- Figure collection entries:
-*-*-
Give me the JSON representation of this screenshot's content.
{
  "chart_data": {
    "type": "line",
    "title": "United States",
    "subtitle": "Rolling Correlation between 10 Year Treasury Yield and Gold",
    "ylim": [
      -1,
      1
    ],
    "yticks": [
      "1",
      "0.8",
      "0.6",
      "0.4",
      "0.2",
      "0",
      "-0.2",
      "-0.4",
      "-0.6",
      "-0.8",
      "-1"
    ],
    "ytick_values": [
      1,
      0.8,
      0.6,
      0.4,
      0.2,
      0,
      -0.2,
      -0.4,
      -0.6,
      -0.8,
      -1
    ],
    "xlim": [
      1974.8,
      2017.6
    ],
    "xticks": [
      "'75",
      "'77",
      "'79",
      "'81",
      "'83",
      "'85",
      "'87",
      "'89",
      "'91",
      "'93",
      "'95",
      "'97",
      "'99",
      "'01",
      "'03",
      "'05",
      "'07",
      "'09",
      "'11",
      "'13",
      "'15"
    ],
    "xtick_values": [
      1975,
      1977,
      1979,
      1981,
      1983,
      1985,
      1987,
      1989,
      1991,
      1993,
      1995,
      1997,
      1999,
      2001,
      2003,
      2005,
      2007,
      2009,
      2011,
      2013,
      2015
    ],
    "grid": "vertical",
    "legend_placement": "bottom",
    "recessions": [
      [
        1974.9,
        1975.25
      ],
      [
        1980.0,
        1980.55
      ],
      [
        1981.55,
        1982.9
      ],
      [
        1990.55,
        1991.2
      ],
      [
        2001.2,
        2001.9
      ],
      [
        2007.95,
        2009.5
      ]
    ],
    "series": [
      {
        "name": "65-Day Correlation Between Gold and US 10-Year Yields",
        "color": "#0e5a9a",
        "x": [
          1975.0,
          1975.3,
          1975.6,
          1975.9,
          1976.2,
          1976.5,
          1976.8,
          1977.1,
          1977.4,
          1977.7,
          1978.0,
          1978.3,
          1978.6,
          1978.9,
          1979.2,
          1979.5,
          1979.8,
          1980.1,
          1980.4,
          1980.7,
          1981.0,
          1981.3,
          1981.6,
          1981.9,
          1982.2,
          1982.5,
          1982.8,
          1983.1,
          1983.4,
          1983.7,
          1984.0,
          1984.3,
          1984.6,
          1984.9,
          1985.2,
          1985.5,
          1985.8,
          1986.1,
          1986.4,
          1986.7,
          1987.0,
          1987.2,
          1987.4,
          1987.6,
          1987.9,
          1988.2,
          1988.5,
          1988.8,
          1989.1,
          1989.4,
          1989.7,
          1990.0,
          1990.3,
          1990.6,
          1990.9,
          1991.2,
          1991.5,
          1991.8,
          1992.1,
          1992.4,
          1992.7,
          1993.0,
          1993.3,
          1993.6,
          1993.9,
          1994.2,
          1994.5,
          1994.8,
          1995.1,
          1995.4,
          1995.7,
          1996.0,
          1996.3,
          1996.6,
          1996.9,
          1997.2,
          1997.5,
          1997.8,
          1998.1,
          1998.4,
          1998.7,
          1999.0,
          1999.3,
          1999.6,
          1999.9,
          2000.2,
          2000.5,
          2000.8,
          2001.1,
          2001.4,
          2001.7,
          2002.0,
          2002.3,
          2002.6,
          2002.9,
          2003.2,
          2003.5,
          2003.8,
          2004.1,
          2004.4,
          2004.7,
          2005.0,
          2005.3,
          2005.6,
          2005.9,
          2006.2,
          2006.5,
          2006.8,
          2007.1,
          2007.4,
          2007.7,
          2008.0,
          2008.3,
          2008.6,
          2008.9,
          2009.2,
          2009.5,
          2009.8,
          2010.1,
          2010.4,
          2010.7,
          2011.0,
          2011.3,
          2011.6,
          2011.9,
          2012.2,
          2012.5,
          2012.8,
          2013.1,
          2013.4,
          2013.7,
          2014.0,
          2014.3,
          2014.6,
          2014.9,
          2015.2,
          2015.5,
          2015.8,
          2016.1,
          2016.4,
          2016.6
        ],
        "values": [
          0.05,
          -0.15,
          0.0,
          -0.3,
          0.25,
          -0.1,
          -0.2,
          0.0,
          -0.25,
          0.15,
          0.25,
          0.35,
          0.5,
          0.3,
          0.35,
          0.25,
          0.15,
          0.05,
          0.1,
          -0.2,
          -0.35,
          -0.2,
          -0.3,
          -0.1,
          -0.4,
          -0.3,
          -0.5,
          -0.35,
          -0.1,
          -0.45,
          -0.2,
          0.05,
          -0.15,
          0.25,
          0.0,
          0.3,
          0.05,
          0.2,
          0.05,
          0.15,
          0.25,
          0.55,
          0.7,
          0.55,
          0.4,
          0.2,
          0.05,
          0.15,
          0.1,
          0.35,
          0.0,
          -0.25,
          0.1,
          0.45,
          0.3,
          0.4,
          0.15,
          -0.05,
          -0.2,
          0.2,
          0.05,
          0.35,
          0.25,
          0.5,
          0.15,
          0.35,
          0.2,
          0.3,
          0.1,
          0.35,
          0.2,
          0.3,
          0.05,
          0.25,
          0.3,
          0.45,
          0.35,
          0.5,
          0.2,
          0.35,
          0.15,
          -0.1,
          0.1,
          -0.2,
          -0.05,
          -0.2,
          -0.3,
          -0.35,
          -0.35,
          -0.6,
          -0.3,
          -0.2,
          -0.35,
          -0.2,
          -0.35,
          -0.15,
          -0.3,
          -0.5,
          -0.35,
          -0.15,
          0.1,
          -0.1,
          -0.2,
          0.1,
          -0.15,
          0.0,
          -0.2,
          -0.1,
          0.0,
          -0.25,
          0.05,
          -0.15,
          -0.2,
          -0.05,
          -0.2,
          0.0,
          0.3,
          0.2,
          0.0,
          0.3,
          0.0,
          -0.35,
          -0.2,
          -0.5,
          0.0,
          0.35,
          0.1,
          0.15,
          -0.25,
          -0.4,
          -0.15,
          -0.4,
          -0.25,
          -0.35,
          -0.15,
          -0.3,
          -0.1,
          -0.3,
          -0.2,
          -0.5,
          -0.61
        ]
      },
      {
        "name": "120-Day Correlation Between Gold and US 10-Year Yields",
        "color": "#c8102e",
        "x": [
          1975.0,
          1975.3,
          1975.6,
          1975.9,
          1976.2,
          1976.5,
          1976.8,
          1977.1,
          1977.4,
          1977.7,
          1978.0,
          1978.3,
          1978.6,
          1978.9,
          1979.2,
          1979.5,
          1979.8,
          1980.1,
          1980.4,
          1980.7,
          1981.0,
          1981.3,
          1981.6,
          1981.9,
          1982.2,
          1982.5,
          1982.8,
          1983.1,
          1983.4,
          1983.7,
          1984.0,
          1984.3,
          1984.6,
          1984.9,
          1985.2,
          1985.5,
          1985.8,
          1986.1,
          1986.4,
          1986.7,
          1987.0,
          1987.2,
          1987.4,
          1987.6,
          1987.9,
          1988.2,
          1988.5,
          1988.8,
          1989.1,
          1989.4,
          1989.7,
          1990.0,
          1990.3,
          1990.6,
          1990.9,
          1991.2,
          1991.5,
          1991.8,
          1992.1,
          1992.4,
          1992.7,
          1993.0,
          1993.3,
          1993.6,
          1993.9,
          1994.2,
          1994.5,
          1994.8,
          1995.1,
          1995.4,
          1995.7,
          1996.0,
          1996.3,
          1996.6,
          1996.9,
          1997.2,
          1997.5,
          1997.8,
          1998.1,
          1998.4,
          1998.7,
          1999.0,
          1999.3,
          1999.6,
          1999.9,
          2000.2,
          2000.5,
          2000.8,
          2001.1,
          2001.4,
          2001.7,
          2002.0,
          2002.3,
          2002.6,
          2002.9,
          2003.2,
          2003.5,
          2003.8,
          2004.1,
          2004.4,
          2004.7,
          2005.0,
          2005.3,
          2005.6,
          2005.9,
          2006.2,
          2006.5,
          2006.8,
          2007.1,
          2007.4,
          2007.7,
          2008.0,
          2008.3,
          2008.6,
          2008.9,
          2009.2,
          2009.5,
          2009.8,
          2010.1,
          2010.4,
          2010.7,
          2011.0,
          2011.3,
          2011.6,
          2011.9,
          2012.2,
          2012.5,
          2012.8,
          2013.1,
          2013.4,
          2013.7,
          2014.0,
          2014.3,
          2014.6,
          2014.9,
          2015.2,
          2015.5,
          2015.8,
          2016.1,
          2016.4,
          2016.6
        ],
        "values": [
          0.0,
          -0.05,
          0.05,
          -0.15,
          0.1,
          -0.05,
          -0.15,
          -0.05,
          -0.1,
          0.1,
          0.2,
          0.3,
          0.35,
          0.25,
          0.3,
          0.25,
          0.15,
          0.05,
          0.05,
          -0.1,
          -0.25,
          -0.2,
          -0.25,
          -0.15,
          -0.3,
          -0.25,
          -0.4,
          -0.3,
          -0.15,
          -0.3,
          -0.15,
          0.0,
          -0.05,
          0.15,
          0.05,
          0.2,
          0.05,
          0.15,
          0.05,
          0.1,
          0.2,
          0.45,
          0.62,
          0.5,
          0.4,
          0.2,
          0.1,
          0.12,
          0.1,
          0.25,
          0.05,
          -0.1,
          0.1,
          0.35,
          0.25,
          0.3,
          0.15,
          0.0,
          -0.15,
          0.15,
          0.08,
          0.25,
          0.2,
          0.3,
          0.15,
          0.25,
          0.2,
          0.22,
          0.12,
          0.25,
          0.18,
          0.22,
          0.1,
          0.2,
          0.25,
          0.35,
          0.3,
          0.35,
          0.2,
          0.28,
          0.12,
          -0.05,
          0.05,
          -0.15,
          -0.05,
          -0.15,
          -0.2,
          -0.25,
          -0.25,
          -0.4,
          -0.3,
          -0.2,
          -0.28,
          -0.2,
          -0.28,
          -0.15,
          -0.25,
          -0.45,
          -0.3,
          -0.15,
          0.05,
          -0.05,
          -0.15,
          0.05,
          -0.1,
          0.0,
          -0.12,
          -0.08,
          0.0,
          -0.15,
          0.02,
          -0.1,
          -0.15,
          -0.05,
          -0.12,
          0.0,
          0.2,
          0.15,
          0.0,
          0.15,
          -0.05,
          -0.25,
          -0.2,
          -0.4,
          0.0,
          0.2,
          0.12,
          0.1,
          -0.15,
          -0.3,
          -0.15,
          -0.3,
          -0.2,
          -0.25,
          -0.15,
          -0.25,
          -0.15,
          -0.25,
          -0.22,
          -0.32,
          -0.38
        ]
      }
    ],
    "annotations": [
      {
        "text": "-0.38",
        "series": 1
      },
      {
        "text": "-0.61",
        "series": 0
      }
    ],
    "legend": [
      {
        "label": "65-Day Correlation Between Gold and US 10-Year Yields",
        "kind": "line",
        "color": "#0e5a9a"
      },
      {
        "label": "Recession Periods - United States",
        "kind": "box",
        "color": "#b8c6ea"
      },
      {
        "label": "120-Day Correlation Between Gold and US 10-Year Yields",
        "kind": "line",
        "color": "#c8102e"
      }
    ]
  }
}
-*-*-
- Set exercise: Return every line containing "label".

- The solution:
        "label": "65-Day Correlation Between Gold and US 10-Year Yields",
        "label": "Recession Periods - United States",
        "label": "120-Day Correlation Between Gold and US 10-Year Yields",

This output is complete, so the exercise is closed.